• [Exercise requirements] Extract all lines containing "Hodoo".

(Saved data entries)
>> BEGIN
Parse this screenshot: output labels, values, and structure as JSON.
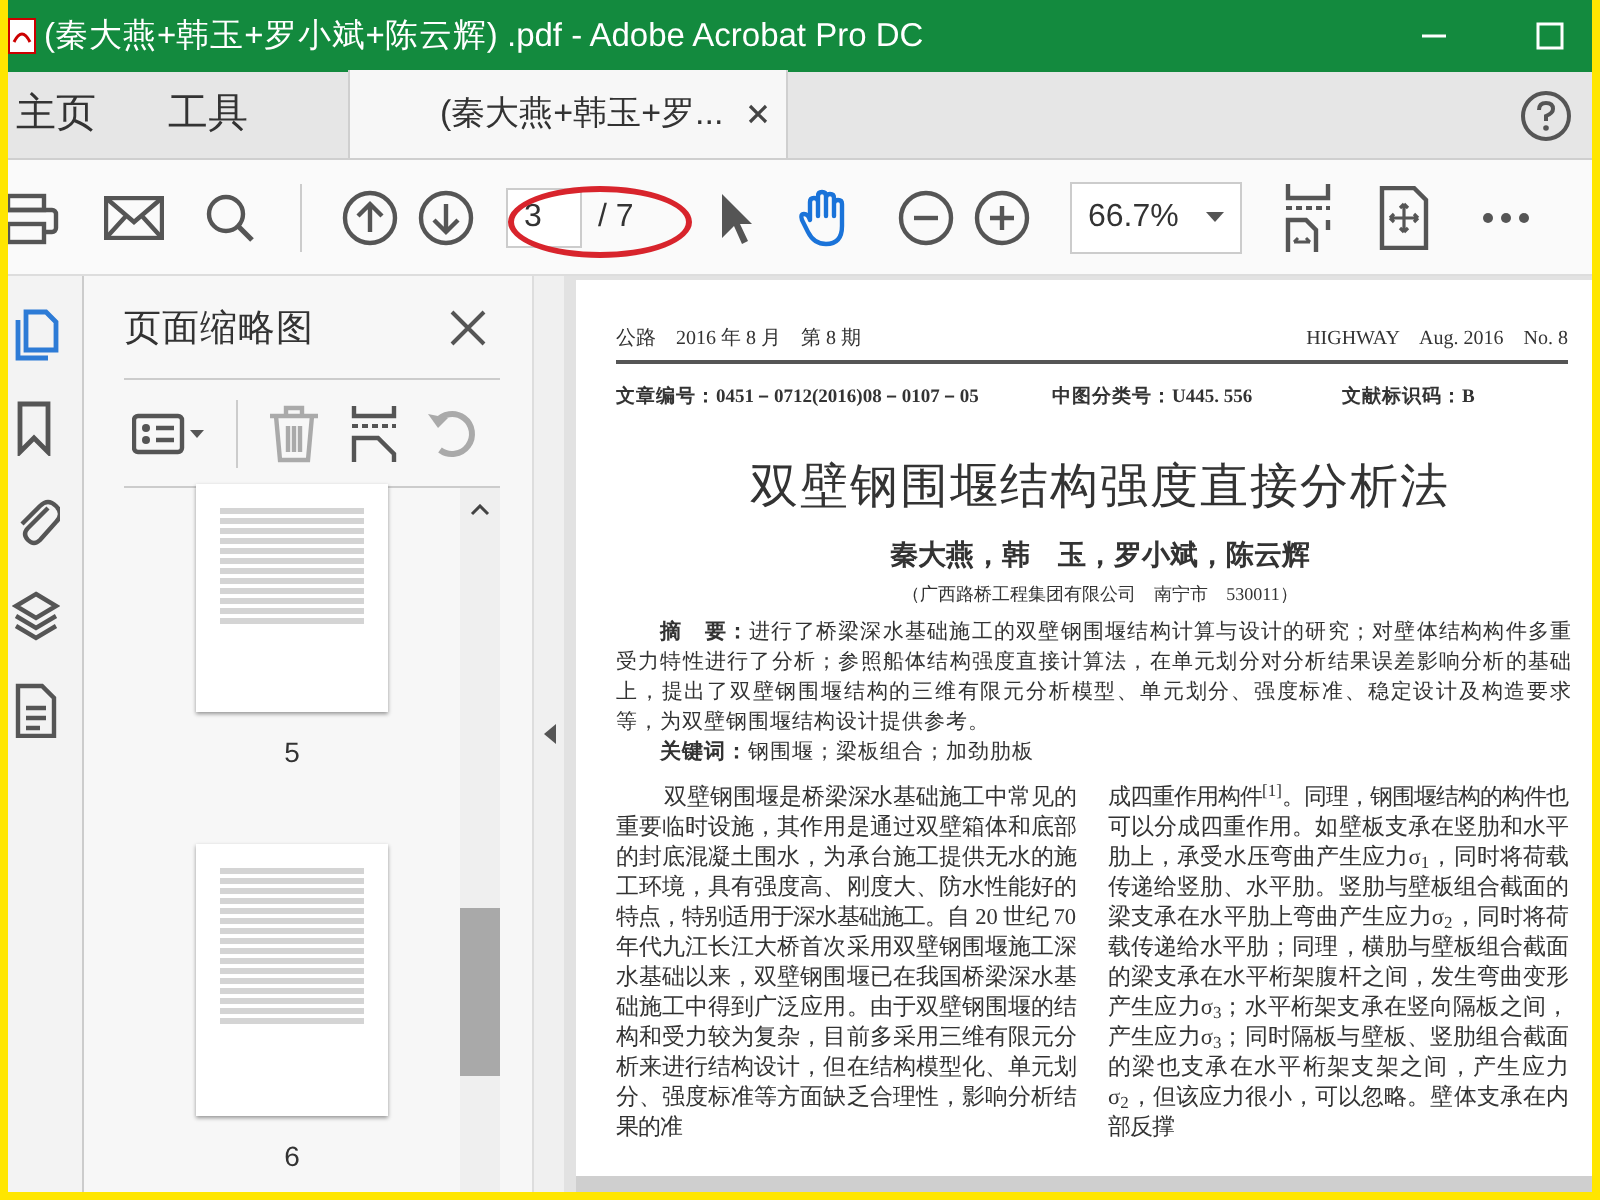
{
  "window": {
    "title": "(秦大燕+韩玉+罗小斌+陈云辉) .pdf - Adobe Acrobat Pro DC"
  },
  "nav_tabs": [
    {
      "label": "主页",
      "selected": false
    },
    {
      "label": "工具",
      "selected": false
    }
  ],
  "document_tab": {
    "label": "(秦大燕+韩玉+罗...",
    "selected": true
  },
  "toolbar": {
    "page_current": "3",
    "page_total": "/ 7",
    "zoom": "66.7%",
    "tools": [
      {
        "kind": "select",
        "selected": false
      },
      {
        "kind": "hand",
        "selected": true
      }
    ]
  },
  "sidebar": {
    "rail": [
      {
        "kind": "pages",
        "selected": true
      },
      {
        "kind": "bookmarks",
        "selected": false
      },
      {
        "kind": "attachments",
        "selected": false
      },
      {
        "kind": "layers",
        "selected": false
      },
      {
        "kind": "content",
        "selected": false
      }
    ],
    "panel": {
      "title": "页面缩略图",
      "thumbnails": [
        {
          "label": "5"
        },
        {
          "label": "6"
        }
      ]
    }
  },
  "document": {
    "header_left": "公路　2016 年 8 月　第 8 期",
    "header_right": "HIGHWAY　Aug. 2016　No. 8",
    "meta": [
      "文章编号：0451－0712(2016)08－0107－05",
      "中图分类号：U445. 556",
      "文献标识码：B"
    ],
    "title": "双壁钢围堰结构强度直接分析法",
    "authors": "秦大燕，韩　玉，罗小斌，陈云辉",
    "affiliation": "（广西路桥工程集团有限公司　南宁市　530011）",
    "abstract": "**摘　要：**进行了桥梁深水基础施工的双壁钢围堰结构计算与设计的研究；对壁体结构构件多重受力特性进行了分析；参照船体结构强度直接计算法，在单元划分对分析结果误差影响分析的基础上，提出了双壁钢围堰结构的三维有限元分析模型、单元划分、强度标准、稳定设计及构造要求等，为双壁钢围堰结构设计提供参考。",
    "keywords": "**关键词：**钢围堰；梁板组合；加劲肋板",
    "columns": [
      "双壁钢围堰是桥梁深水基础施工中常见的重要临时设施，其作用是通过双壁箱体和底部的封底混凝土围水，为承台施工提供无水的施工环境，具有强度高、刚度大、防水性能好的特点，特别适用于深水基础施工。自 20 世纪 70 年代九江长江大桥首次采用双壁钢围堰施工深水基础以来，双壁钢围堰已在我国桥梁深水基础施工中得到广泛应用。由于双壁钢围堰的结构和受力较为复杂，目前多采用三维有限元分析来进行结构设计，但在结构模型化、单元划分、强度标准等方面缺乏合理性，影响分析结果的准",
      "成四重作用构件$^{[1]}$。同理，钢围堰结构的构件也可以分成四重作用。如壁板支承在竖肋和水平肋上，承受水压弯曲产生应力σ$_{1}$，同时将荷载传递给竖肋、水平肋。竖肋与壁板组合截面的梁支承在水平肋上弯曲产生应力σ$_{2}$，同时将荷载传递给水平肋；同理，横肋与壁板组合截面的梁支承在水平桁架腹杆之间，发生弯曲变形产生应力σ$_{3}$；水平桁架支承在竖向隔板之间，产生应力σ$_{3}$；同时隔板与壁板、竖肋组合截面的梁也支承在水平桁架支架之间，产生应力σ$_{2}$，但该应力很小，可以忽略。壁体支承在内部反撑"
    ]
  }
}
>> END
>> BEGIN
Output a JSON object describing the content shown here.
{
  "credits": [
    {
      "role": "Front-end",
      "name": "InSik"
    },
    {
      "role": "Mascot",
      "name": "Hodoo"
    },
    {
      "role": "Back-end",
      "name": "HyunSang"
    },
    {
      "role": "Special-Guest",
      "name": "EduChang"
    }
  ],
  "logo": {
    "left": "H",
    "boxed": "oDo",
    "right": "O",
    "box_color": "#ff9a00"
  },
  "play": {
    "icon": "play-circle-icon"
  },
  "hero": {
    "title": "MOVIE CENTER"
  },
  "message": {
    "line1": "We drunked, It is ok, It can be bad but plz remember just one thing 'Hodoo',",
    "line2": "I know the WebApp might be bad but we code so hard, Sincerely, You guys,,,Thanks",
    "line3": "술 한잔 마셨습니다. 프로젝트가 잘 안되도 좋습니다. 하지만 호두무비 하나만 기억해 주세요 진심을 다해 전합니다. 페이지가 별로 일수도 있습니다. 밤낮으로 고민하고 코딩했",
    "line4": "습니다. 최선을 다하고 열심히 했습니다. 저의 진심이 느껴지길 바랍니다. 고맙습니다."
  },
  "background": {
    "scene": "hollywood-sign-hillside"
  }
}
>> END
• [Result for this exercise]
      "name": "Hodoo"
    "line1": "We drunked, It is ok, It can be bad but plz remember just one thing 'Hodoo',",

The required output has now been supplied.